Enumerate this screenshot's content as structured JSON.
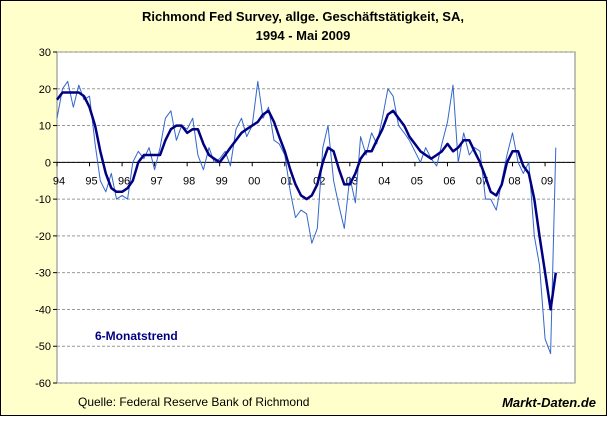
{
  "chart_data": {
    "type": "line",
    "title": "Richmond Fed Survey, allge. Geschäftstätigkeit, SA,",
    "subtitle": "1994 - Mai 2009",
    "source": "Quelle: Federal Reserve Bank of Richmond",
    "brand": "Markt-Daten.de",
    "x": [
      1994,
      1994.17,
      1994.33,
      1994.5,
      1994.67,
      1994.83,
      1995,
      1995.17,
      1995.33,
      1995.5,
      1995.67,
      1995.83,
      1996,
      1996.17,
      1996.33,
      1996.5,
      1996.67,
      1996.83,
      1997,
      1997.17,
      1997.33,
      1997.5,
      1997.67,
      1997.83,
      1998,
      1998.17,
      1998.33,
      1998.5,
      1998.67,
      1998.83,
      1999,
      1999.17,
      1999.33,
      1999.5,
      1999.67,
      1999.83,
      2000,
      2000.17,
      2000.33,
      2000.5,
      2000.67,
      2000.83,
      2001,
      2001.17,
      2001.33,
      2001.5,
      2001.67,
      2001.83,
      2002,
      2002.17,
      2002.33,
      2002.5,
      2002.67,
      2002.83,
      2003,
      2003.17,
      2003.33,
      2003.5,
      2003.67,
      2003.83,
      2004,
      2004.17,
      2004.33,
      2004.5,
      2004.67,
      2004.83,
      2005,
      2005.17,
      2005.33,
      2005.5,
      2005.67,
      2005.83,
      2006,
      2006.17,
      2006.33,
      2006.5,
      2006.67,
      2006.83,
      2007,
      2007.17,
      2007.33,
      2007.5,
      2007.67,
      2007.83,
      2008,
      2008.17,
      2008.33,
      2008.5,
      2008.67,
      2008.83,
      2009,
      2009.17,
      2009.33
    ],
    "series": [
      {
        "color": "#3366cc",
        "values": [
          12,
          20,
          22,
          15,
          21,
          17,
          18,
          5,
          -5,
          -8,
          -3,
          -10,
          -9,
          -10,
          0,
          3,
          1,
          4,
          -2,
          4,
          12,
          14,
          6,
          10,
          9,
          12,
          2,
          -2,
          4,
          0,
          1,
          3,
          -1,
          9,
          12,
          7,
          10,
          22,
          12,
          15,
          6,
          5,
          2,
          -8,
          -15,
          -13,
          -14,
          -22,
          -18,
          4,
          10,
          -5,
          -12,
          -18,
          -4,
          -11,
          7,
          2,
          8,
          5,
          12,
          20,
          18,
          10,
          8,
          6,
          3,
          0,
          4,
          1,
          -1,
          5,
          11,
          21,
          0,
          8,
          2,
          4,
          3,
          -10,
          -10,
          -13,
          -5,
          2,
          8,
          0,
          -3,
          0,
          -20,
          -28,
          -48,
          -52,
          4
        ]
      },
      {
        "name": "6-Monatstrend",
        "color": "#000080",
        "values": [
          17,
          19,
          19,
          19,
          19,
          18,
          15,
          10,
          3,
          -3,
          -7,
          -8,
          -8,
          -7,
          -5,
          0,
          2,
          2,
          2,
          2,
          6,
          9,
          10,
          10,
          8,
          9,
          9,
          5,
          2,
          1,
          0,
          2,
          4,
          6,
          8,
          9,
          10,
          11,
          13,
          14,
          11,
          7,
          3,
          -2,
          -6,
          -9,
          -10,
          -9,
          -6,
          0,
          4,
          3,
          -2,
          -6,
          -6,
          -3,
          1,
          3,
          3,
          6,
          9,
          13,
          14,
          12,
          10,
          7,
          5,
          3,
          2,
          1,
          2,
          3,
          5,
          3,
          4,
          6,
          6,
          3,
          0,
          -4,
          -8,
          -9,
          -6,
          0,
          3,
          3,
          -1,
          -3,
          -10,
          -20,
          -30,
          -40,
          -30
        ]
      }
    ],
    "xlim": [
      1994,
      2009.92
    ],
    "xticks": [
      {
        "value": 1994,
        "label": "94"
      },
      {
        "value": 1995,
        "label": "95"
      },
      {
        "value": 1996,
        "label": "96"
      },
      {
        "value": 1997,
        "label": "97"
      },
      {
        "value": 1998,
        "label": "98"
      },
      {
        "value": 1999,
        "label": "99"
      },
      {
        "value": 2000,
        "label": "00"
      },
      {
        "value": 2001,
        "label": "01"
      },
      {
        "value": 2002,
        "label": "02"
      },
      {
        "value": 2003,
        "label": "03"
      },
      {
        "value": 2004,
        "label": "04"
      },
      {
        "value": 2005,
        "label": "05"
      },
      {
        "value": 2006,
        "label": "06"
      },
      {
        "value": 2007,
        "label": "07"
      },
      {
        "value": 2008,
        "label": "08"
      },
      {
        "value": 2009,
        "label": "09"
      }
    ],
    "ylim": [
      -60,
      30
    ],
    "yticks": [
      30,
      20,
      10,
      0,
      -10,
      -20,
      -30,
      -40,
      -50,
      -60
    ],
    "grid": true
  }
}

──────

Scan the material above and determine how many lines include the word "Richmond"; report only the number.

=== TASK OUTPUT ===
2